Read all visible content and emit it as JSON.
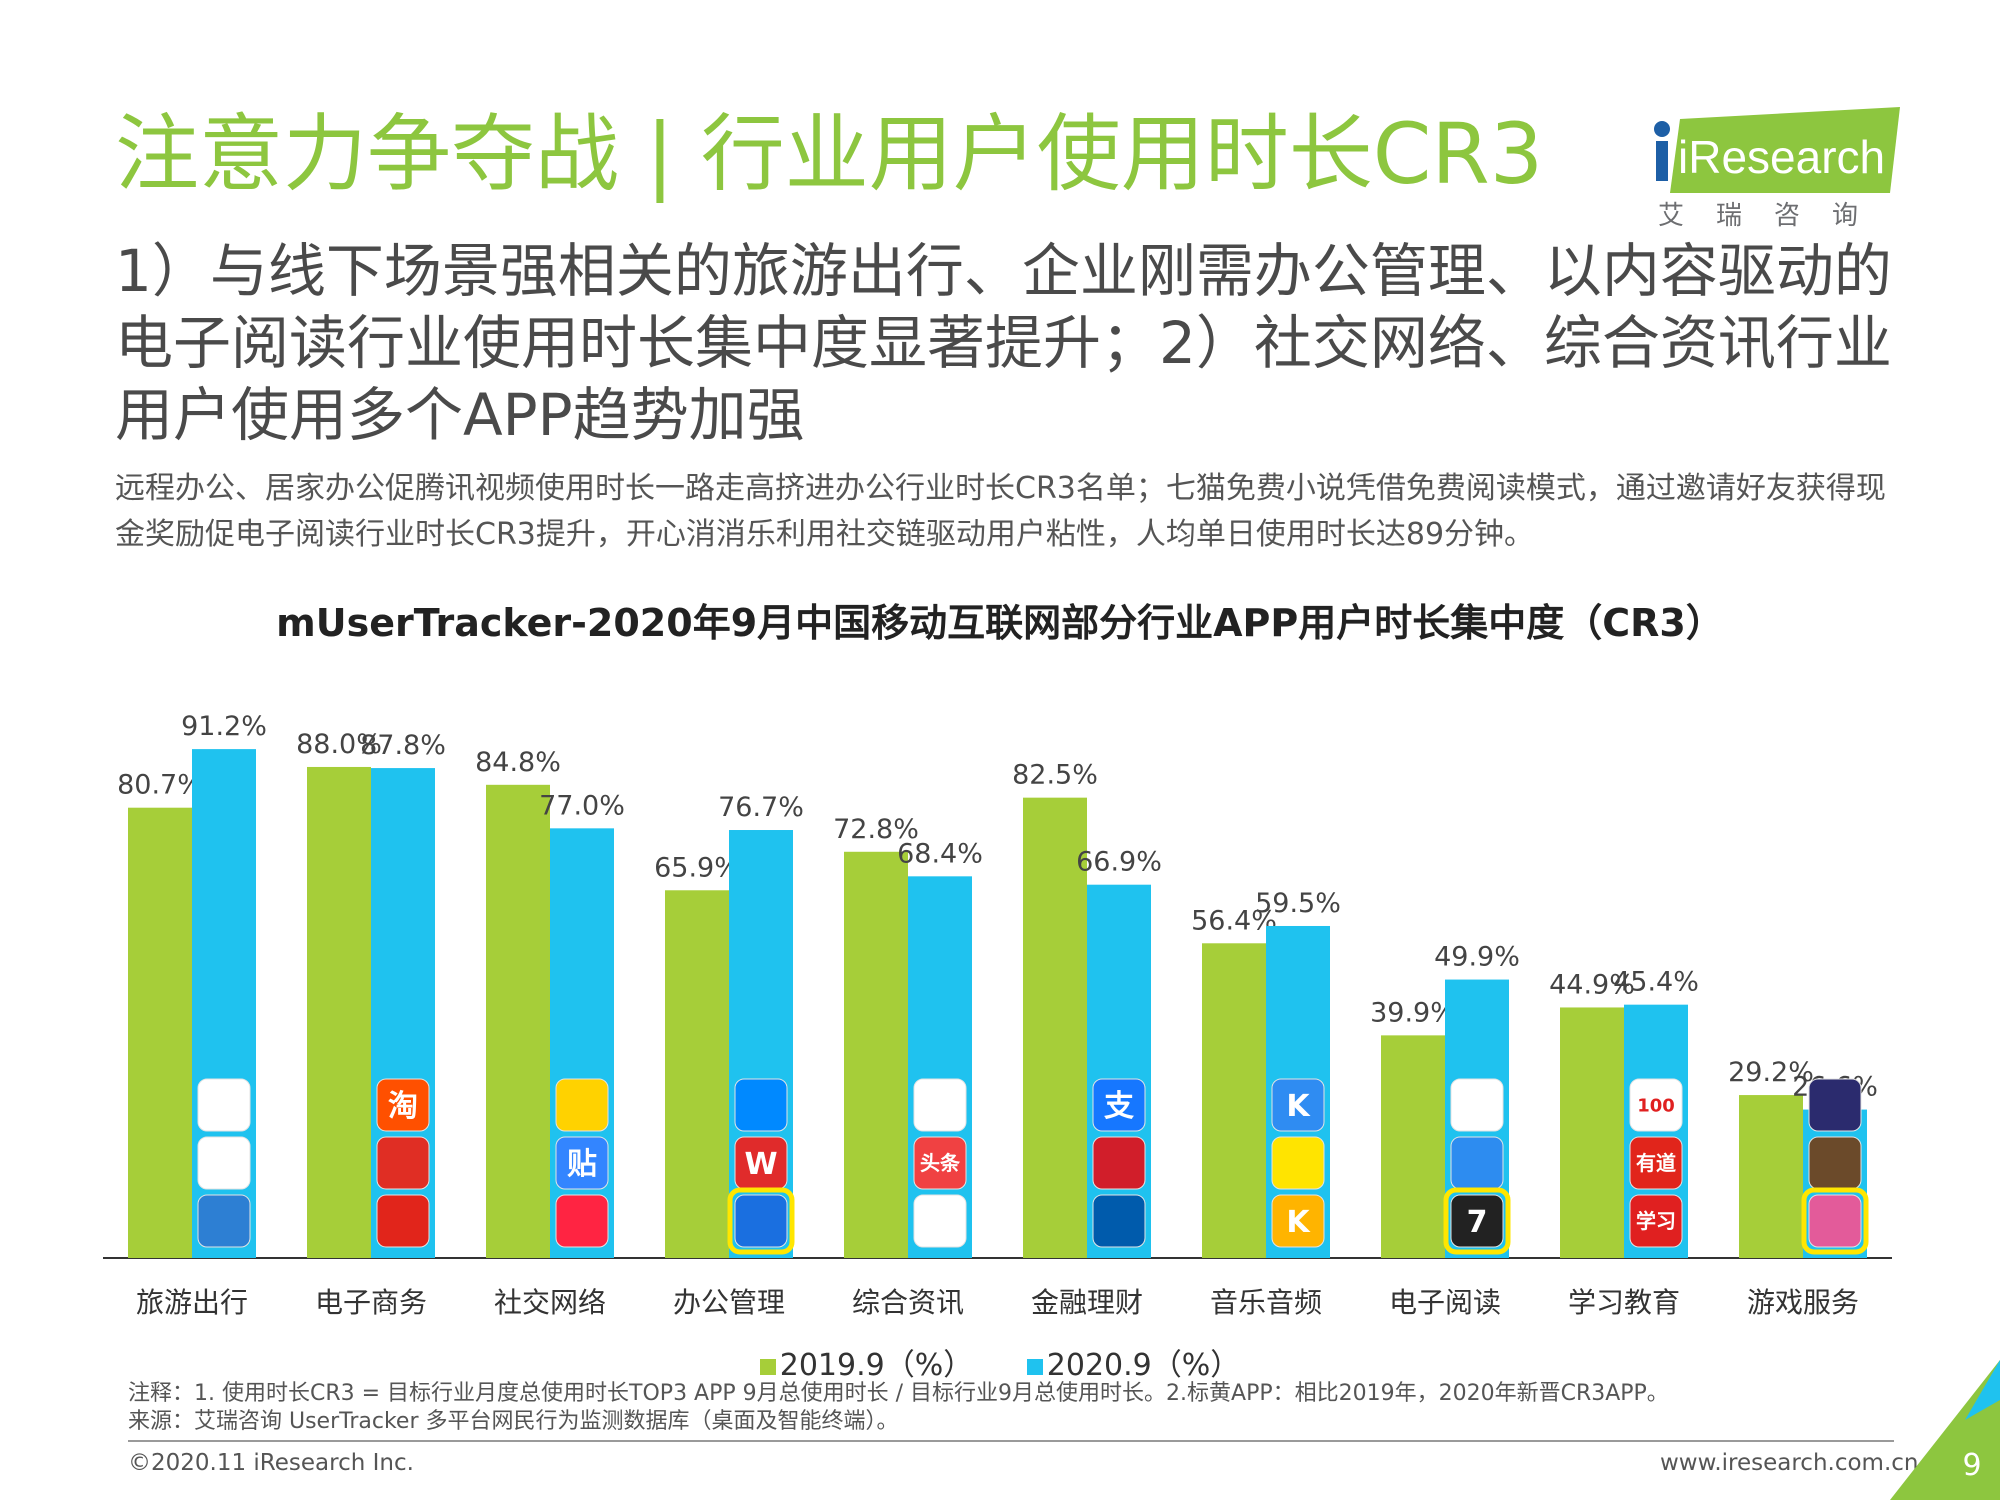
{
  "header": {
    "title": "注意力争夺战 | 行业用户使用时长CR3",
    "logo_text": "iResearch",
    "logo_cn": "艾瑞咨询"
  },
  "subtitle": "1）与线下场景强相关的旅游出行、企业刚需办公管理、以内容驱动的电子阅读行业使用时长集中度显著提升；2）社交网络、综合资讯行业用户使用多个APP趋势加强",
  "description": "远程办公、居家办公促腾讯视频使用时长一路走高挤进办公行业时长CR3名单；七猫免费小说凭借免费阅读模式，通过邀请好友获得现金奖励促电子阅读行业时长CR3提升，开心消消乐利用社交链驱动用户粘性，人均单日使用时长达89分钟。",
  "chart_data": {
    "type": "bar",
    "title": "mUserTracker-2020年9月中国移动互联网部分行业APP用户时长集中度（CR3）",
    "categories": [
      "旅游出行",
      "电子商务",
      "社交网络",
      "办公管理",
      "综合资讯",
      "金融理财",
      "音乐音频",
      "电子阅读",
      "学习教育",
      "游戏服务"
    ],
    "series": [
      {
        "name": "2019.9（%）",
        "color": "#a6ce39",
        "values": [
          80.7,
          88.0,
          84.8,
          65.9,
          72.8,
          82.5,
          56.4,
          39.9,
          44.9,
          29.2
        ]
      },
      {
        "name": "2020.9（%）",
        "color": "#1fc2ef",
        "values": [
          91.2,
          87.8,
          77.0,
          76.7,
          68.4,
          66.9,
          59.5,
          49.9,
          45.4,
          26.6
        ]
      }
    ],
    "value_labels": {
      "2019.9（%）": [
        "80.7%",
        "88.0%",
        "84.8%",
        "65.9%",
        "72.8%",
        "82.5%",
        "56.4%",
        "39.9%",
        "44.9%",
        "29.2%"
      ],
      "2020.9（%）": [
        "91.2%",
        "87.8%",
        "77.0%",
        "76.7%",
        "68.4%",
        "66.9%",
        "59.5%",
        "49.9%",
        "45.4%",
        "26.6%"
      ]
    },
    "ylim": [
      0,
      100
    ],
    "grid": false,
    "legend_position": "bottom",
    "app_icons": [
      [
        {
          "icon": "feizhu-plane-icon",
          "color": "#ffffff"
        },
        {
          "icon": "baidu-map-icon",
          "color": "#ffffff"
        },
        {
          "icon": "xiecheng-icon",
          "color": "#2d7fd3"
        }
      ],
      [
        {
          "icon": "taobao-icon",
          "color": "#ff5000",
          "label": "淘"
        },
        {
          "icon": "pinduoduo-icon",
          "color": "#e02e24"
        },
        {
          "icon": "jd-icon",
          "color": "#e1251b"
        }
      ],
      [
        {
          "icon": "weibo-icon",
          "color": "#ffd200"
        },
        {
          "icon": "tieba-icon",
          "color": "#3385ff",
          "label": "贴"
        },
        {
          "icon": "xiaohongshu-icon",
          "color": "#ff2442"
        }
      ],
      [
        {
          "icon": "dingtalk-icon",
          "color": "#0089ff"
        },
        {
          "icon": "wps-icon",
          "color": "#e02b2b",
          "label": "W"
        },
        {
          "icon": "tencent-video-icon",
          "color": "#1a6fe0",
          "new": true
        }
      ],
      [
        {
          "icon": "tencent-news-icon",
          "color": "#ffffff"
        },
        {
          "icon": "toutiao-icon",
          "color": "#f04142",
          "label": "头条"
        },
        {
          "icon": "sina-icon",
          "color": "#ffffff"
        }
      ],
      [
        {
          "icon": "alipay-icon",
          "color": "#1677ff",
          "label": "支"
        },
        {
          "icon": "poker-icon",
          "color": "#d11e2a"
        },
        {
          "icon": "ccb-icon",
          "color": "#005bac"
        }
      ],
      [
        {
          "icon": "kugou-icon",
          "color": "#2f8cf2",
          "label": "K"
        },
        {
          "icon": "qq-music-icon",
          "color": "#ffe400"
        },
        {
          "icon": "kuwo-icon",
          "color": "#ffb400",
          "label": "K"
        }
      ],
      [
        {
          "icon": "book-icon",
          "color": "#ffffff"
        },
        {
          "icon": "qq-reader-icon",
          "color": "#2d8cf0"
        },
        {
          "icon": "qimao-icon",
          "color": "#222222",
          "label": "7",
          "new": true
        }
      ],
      [
        {
          "icon": "zuoyebang-icon",
          "color": "#ffffff",
          "label": "100"
        },
        {
          "icon": "youdao-icon",
          "color": "#e1251b",
          "label": "有道"
        },
        {
          "icon": "xuexi-icon",
          "color": "#e02020",
          "label": "学习"
        }
      ],
      [
        {
          "icon": "wangzhe-icon",
          "color": "#2b2b6e"
        },
        {
          "icon": "game-character-icon",
          "color": "#6b4a2a"
        },
        {
          "icon": "xiaoxiaole-icon",
          "color": "#e35b9a",
          "new": true
        }
      ]
    ]
  },
  "notes": {
    "line1": "注释：1. 使用时长CR3 = 目标行业月度总使用时长TOP3 APP 9月总使用时长 / 目标行业9月总使用时长。2.标黄APP：相比2019年，2020年新晋CR3APP。",
    "line2": "来源：艾瑞咨询 UserTracker 多平台网民行为监测数据库（桌面及智能终端）。"
  },
  "footer": {
    "copyright": "©2020.11 iResearch Inc.",
    "website": "www.iresearch.com.cn",
    "page": "9"
  },
  "colors": {
    "title_green": "#8dc63f",
    "bar_2019": "#a6ce39",
    "bar_2020": "#1fc2ef",
    "highlight": "#ffe600"
  }
}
• • •
- **Instruction**
Every record above should be written out again without change, except that the pictures are left out.

- **Task response**
Read all visible content and emit it as JSON.
{
  "header": {
    "title": "注意力争夺战 | 行业用户使用时长CR3",
    "logo_text": "iResearch",
    "logo_cn": "艾瑞咨询"
  },
  "subtitle": "1）与线下场景强相关的旅游出行、企业刚需办公管理、以内容驱动的电子阅读行业使用时长集中度显著提升；2）社交网络、综合资讯行业用户使用多个APP趋势加强",
  "description": "远程办公、居家办公促腾讯视频使用时长一路走高挤进办公行业时长CR3名单；七猫免费小说凭借免费阅读模式，通过邀请好友获得现金奖励促电子阅读行业时长CR3提升，开心消消乐利用社交链驱动用户粘性，人均单日使用时长达89分钟。",
  "chart_data": {
    "type": "bar",
    "title": "mUserTracker-2020年9月中国移动互联网部分行业APP用户时长集中度（CR3）",
    "categories": [
      "旅游出行",
      "电子商务",
      "社交网络",
      "办公管理",
      "综合资讯",
      "金融理财",
      "音乐音频",
      "电子阅读",
      "学习教育",
      "游戏服务"
    ],
    "series": [
      {
        "name": "2019.9（%）",
        "color": "#a6ce39",
        "values": [
          80.7,
          88.0,
          84.8,
          65.9,
          72.8,
          82.5,
          56.4,
          39.9,
          44.9,
          29.2
        ]
      },
      {
        "name": "2020.9（%）",
        "color": "#1fc2ef",
        "values": [
          91.2,
          87.8,
          77.0,
          76.7,
          68.4,
          66.9,
          59.5,
          49.9,
          45.4,
          26.6
        ]
      }
    ],
    "value_labels": {
      "2019.9（%）": [
        "80.7%",
        "88.0%",
        "84.8%",
        "65.9%",
        "72.8%",
        "82.5%",
        "56.4%",
        "39.9%",
        "44.9%",
        "29.2%"
      ],
      "2020.9（%）": [
        "91.2%",
        "87.8%",
        "77.0%",
        "76.7%",
        "68.4%",
        "66.9%",
        "59.5%",
        "49.9%",
        "45.4%",
        "26.6%"
      ]
    },
    "ylim": [
      0,
      100
    ],
    "grid": false,
    "legend_position": "bottom",
    "app_icons": [
      [
        {
          "icon": "feizhu-plane-icon",
          "color": "#ffffff"
        },
        {
          "icon": "baidu-map-icon",
          "color": "#ffffff"
        },
        {
          "icon": "xiecheng-icon",
          "color": "#2d7fd3"
        }
      ],
      [
        {
          "icon": "taobao-icon",
          "color": "#ff5000",
          "label": "淘"
        },
        {
          "icon": "pinduoduo-icon",
          "color": "#e02e24"
        },
        {
          "icon": "jd-icon",
          "color": "#e1251b"
        }
      ],
      [
        {
          "icon": "weibo-icon",
          "color": "#ffd200"
        },
        {
          "icon": "tieba-icon",
          "color": "#3385ff",
          "label": "贴"
        },
        {
          "icon": "xiaohongshu-icon",
          "color": "#ff2442"
        }
      ],
      [
        {
          "icon": "dingtalk-icon",
          "color": "#0089ff"
        },
        {
          "icon": "wps-icon",
          "color": "#e02b2b",
          "label": "W"
        },
        {
          "icon": "tencent-video-icon",
          "color": "#1a6fe0",
          "new": true
        }
      ],
      [
        {
          "icon": "tencent-news-icon",
          "color": "#ffffff"
        },
        {
          "icon": "toutiao-icon",
          "color": "#f04142",
          "label": "头条"
        },
        {
          "icon": "sina-icon",
          "color": "#ffffff"
        }
      ],
      [
        {
          "icon": "alipay-icon",
          "color": "#1677ff",
          "label": "支"
        },
        {
          "icon": "poker-icon",
          "color": "#d11e2a"
        },
        {
          "icon": "ccb-icon",
          "color": "#005bac"
        }
      ],
      [
        {
          "icon": "kugou-icon",
          "color": "#2f8cf2",
          "label": "K"
        },
        {
          "icon": "qq-music-icon",
          "color": "#ffe400"
        },
        {
          "icon": "kuwo-icon",
          "color": "#ffb400",
          "label": "K"
        }
      ],
      [
        {
          "icon": "book-icon",
          "color": "#ffffff"
        },
        {
          "icon": "qq-reader-icon",
          "color": "#2d8cf0"
        },
        {
          "icon": "qimao-icon",
          "color": "#222222",
          "label": "7",
          "new": true
        }
      ],
      [
        {
          "icon": "zuoyebang-icon",
          "color": "#ffffff",
          "label": "100"
        },
        {
          "icon": "youdao-icon",
          "color": "#e1251b",
          "label": "有道"
        },
        {
          "icon": "xuexi-icon",
          "color": "#e02020",
          "label": "学习"
        }
      ],
      [
        {
          "icon": "wangzhe-icon",
          "color": "#2b2b6e"
        },
        {
          "icon": "game-character-icon",
          "color": "#6b4a2a"
        },
        {
          "icon": "xiaoxiaole-icon",
          "color": "#e35b9a",
          "new": true
        }
      ]
    ]
  },
  "notes": {
    "line1": "注释：1. 使用时长CR3 = 目标行业月度总使用时长TOP3 APP 9月总使用时长 / 目标行业9月总使用时长。2.标黄APP：相比2019年，2020年新晋CR3APP。",
    "line2": "来源：艾瑞咨询 UserTracker 多平台网民行为监测数据库（桌面及智能终端）。"
  },
  "footer": {
    "copyright": "©2020.11 iResearch Inc.",
    "website": "www.iresearch.com.cn",
    "page": "9"
  },
  "colors": {
    "title_green": "#8dc63f",
    "bar_2019": "#a6ce39",
    "bar_2020": "#1fc2ef",
    "highlight": "#ffe600"
  }
}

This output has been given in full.